Requirements:
Make an exact copy of the listing below.

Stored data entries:
§

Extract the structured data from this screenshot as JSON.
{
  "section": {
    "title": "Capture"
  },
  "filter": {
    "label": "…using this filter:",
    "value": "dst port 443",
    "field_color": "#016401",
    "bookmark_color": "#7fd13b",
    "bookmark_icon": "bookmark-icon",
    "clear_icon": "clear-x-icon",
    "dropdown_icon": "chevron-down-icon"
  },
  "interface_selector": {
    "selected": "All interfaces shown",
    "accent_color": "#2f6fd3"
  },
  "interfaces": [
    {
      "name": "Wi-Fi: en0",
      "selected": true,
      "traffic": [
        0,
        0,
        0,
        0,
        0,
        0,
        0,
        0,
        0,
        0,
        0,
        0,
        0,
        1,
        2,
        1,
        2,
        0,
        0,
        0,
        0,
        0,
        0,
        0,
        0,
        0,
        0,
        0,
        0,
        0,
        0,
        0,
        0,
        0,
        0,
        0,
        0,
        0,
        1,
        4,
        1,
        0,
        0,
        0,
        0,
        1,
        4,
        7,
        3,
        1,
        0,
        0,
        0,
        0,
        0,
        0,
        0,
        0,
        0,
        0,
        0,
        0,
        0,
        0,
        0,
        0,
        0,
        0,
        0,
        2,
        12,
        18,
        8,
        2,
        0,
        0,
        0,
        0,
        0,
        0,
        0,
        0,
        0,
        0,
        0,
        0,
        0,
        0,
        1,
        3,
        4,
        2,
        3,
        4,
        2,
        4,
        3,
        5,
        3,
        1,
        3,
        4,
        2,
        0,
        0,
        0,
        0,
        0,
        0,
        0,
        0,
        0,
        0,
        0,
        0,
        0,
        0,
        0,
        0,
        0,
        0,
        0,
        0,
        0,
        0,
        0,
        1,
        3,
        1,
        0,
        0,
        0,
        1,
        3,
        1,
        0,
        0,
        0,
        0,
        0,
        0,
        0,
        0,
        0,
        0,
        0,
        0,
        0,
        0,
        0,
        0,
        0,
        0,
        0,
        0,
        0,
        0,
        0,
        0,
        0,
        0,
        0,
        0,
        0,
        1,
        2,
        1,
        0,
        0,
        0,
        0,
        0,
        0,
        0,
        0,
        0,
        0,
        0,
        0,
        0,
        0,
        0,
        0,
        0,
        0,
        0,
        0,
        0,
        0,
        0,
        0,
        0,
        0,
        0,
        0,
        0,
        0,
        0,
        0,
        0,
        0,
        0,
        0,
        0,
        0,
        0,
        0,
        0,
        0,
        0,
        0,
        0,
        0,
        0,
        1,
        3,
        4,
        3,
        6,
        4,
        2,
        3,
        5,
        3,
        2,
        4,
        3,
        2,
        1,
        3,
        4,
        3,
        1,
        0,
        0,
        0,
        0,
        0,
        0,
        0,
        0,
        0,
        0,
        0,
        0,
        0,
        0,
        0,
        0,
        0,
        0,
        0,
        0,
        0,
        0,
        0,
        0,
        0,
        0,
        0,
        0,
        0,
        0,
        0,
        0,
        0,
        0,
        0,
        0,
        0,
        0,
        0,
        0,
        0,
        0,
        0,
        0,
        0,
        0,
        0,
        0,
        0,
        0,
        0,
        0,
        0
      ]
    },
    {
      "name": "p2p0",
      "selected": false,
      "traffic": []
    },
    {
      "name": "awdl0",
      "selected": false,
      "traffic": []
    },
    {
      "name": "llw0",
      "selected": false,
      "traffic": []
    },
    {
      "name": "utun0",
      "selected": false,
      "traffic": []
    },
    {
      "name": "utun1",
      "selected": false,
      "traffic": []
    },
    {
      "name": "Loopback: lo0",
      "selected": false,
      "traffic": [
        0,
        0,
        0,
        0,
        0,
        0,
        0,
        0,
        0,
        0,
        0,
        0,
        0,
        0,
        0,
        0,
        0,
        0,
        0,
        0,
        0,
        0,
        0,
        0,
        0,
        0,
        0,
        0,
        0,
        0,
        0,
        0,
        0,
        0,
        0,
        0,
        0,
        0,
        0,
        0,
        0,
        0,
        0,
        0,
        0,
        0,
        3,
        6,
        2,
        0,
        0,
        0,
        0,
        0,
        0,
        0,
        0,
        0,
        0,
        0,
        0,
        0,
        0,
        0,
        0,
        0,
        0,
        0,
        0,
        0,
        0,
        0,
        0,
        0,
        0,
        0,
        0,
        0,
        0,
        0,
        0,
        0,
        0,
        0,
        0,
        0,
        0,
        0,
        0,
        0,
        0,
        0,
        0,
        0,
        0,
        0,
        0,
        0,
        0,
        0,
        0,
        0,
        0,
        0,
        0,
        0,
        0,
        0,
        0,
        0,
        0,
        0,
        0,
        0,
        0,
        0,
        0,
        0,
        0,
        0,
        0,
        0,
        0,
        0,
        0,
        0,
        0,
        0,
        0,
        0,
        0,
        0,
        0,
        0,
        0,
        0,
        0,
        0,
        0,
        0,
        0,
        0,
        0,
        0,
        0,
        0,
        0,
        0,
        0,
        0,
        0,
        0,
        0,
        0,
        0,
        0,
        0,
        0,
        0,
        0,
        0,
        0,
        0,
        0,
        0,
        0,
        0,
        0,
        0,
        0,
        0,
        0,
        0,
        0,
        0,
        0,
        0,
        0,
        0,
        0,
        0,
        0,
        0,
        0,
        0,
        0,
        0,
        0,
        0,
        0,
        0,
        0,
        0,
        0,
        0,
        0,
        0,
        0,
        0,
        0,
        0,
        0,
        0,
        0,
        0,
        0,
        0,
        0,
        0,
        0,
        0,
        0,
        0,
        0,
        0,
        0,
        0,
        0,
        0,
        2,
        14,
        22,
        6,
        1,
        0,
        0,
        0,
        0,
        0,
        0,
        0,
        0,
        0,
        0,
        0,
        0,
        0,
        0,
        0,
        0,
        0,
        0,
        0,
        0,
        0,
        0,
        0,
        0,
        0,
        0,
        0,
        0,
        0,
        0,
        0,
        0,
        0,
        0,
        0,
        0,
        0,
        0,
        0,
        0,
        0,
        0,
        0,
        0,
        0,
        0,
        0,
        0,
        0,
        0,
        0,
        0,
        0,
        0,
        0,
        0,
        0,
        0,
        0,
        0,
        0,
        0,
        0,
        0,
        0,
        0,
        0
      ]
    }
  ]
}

§

Output below:
Extract the structured data from this screenshot as JSON.
{
  "section": {
    "title": "Capture"
  },
  "filter": {
    "label": "…using this filter:",
    "value": "dst port 443",
    "field_color": "#016401",
    "bookmark_color": "#7fd13b",
    "bookmark_icon": "bookmark-icon",
    "clear_icon": "clear-x-icon",
    "dropdown_icon": "chevron-down-icon"
  },
  "interface_selector": {
    "selected": "All interfaces shown",
    "accent_color": "#2f6fd3"
  },
  "interfaces": [
    {
      "name": "Wi-Fi: en0",
      "selected": true,
      "traffic": [
        0,
        0,
        0,
        0,
        0,
        0,
        0,
        0,
        0,
        0,
        0,
        0,
        0,
        1,
        2,
        1,
        2,
        0,
        0,
        0,
        0,
        0,
        0,
        0,
        0,
        0,
        0,
        0,
        0,
        0,
        0,
        0,
        0,
        0,
        0,
        0,
        0,
        0,
        1,
        4,
        1,
        0,
        0,
        0,
        0,
        1,
        4,
        7,
        3,
        1,
        0,
        0,
        0,
        0,
        0,
        0,
        0,
        0,
        0,
        0,
        0,
        0,
        0,
        0,
        0,
        0,
        0,
        0,
        0,
        2,
        12,
        18,
        8,
        2,
        0,
        0,
        0,
        0,
        0,
        0,
        0,
        0,
        0,
        0,
        0,
        0,
        0,
        0,
        1,
        3,
        4,
        2,
        3,
        4,
        2,
        4,
        3,
        5,
        3,
        1,
        3,
        4,
        2,
        0,
        0,
        0,
        0,
        0,
        0,
        0,
        0,
        0,
        0,
        0,
        0,
        0,
        0,
        0,
        0,
        0,
        0,
        0,
        0,
        0,
        0,
        0,
        1,
        3,
        1,
        0,
        0,
        0,
        1,
        3,
        1,
        0,
        0,
        0,
        0,
        0,
        0,
        0,
        0,
        0,
        0,
        0,
        0,
        0,
        0,
        0,
        0,
        0,
        0,
        0,
        0,
        0,
        0,
        0,
        0,
        0,
        0,
        0,
        0,
        0,
        1,
        2,
        1,
        0,
        0,
        0,
        0,
        0,
        0,
        0,
        0,
        0,
        0,
        0,
        0,
        0,
        0,
        0,
        0,
        0,
        0,
        0,
        0,
        0,
        0,
        0,
        0,
        0,
        0,
        0,
        0,
        0,
        0,
        0,
        0,
        0,
        0,
        0,
        0,
        0,
        0,
        0,
        0,
        0,
        0,
        0,
        0,
        0,
        0,
        0,
        1,
        3,
        4,
        3,
        6,
        4,
        2,
        3,
        5,
        3,
        2,
        4,
        3,
        2,
        1,
        3,
        4,
        3,
        1,
        0,
        0,
        0,
        0,
        0,
        0,
        0,
        0,
        0,
        0,
        0,
        0,
        0,
        0,
        0,
        0,
        0,
        0,
        0,
        0,
        0,
        0,
        0,
        0,
        0,
        0,
        0,
        0,
        0,
        0,
        0,
        0,
        0,
        0,
        0,
        0,
        0,
        0,
        0,
        0,
        0,
        0,
        0,
        0,
        0,
        0,
        0,
        0,
        0,
        0,
        0,
        0,
        0
      ]
    },
    {
      "name": "p2p0",
      "selected": false,
      "traffic": []
    },
    {
      "name": "awdl0",
      "selected": false,
      "traffic": []
    },
    {
      "name": "llw0",
      "selected": false,
      "traffic": []
    },
    {
      "name": "utun0",
      "selected": false,
      "traffic": []
    },
    {
      "name": "utun1",
      "selected": false,
      "traffic": []
    },
    {
      "name": "Loopback: lo0",
      "selected": false,
      "traffic": [
        0,
        0,
        0,
        0,
        0,
        0,
        0,
        0,
        0,
        0,
        0,
        0,
        0,
        0,
        0,
        0,
        0,
        0,
        0,
        0,
        0,
        0,
        0,
        0,
        0,
        0,
        0,
        0,
        0,
        0,
        0,
        0,
        0,
        0,
        0,
        0,
        0,
        0,
        0,
        0,
        0,
        0,
        0,
        0,
        0,
        0,
        3,
        6,
        2,
        0,
        0,
        0,
        0,
        0,
        0,
        0,
        0,
        0,
        0,
        0,
        0,
        0,
        0,
        0,
        0,
        0,
        0,
        0,
        0,
        0,
        0,
        0,
        0,
        0,
        0,
        0,
        0,
        0,
        0,
        0,
        0,
        0,
        0,
        0,
        0,
        0,
        0,
        0,
        0,
        0,
        0,
        0,
        0,
        0,
        0,
        0,
        0,
        0,
        0,
        0,
        0,
        0,
        0,
        0,
        0,
        0,
        0,
        0,
        0,
        0,
        0,
        0,
        0,
        0,
        0,
        0,
        0,
        0,
        0,
        0,
        0,
        0,
        0,
        0,
        0,
        0,
        0,
        0,
        0,
        0,
        0,
        0,
        0,
        0,
        0,
        0,
        0,
        0,
        0,
        0,
        0,
        0,
        0,
        0,
        0,
        0,
        0,
        0,
        0,
        0,
        0,
        0,
        0,
        0,
        0,
        0,
        0,
        0,
        0,
        0,
        0,
        0,
        0,
        0,
        0,
        0,
        0,
        0,
        0,
        0,
        0,
        0,
        0,
        0,
        0,
        0,
        0,
        0,
        0,
        0,
        0,
        0,
        0,
        0,
        0,
        0,
        0,
        0,
        0,
        0,
        0,
        0,
        0,
        0,
        0,
        0,
        0,
        0,
        0,
        0,
        0,
        0,
        0,
        0,
        0,
        0,
        0,
        0,
        0,
        0,
        0,
        0,
        0,
        0,
        0,
        0,
        0,
        0,
        0,
        2,
        14,
        22,
        6,
        1,
        0,
        0,
        0,
        0,
        0,
        0,
        0,
        0,
        0,
        0,
        0,
        0,
        0,
        0,
        0,
        0,
        0,
        0,
        0,
        0,
        0,
        0,
        0,
        0,
        0,
        0,
        0,
        0,
        0,
        0,
        0,
        0,
        0,
        0,
        0,
        0,
        0,
        0,
        0,
        0,
        0,
        0,
        0,
        0,
        0,
        0,
        0,
        0,
        0,
        0,
        0,
        0,
        0,
        0,
        0,
        0,
        0,
        0,
        0,
        0,
        0,
        0,
        0,
        0,
        0,
        0,
        0
      ]
    }
  ]
}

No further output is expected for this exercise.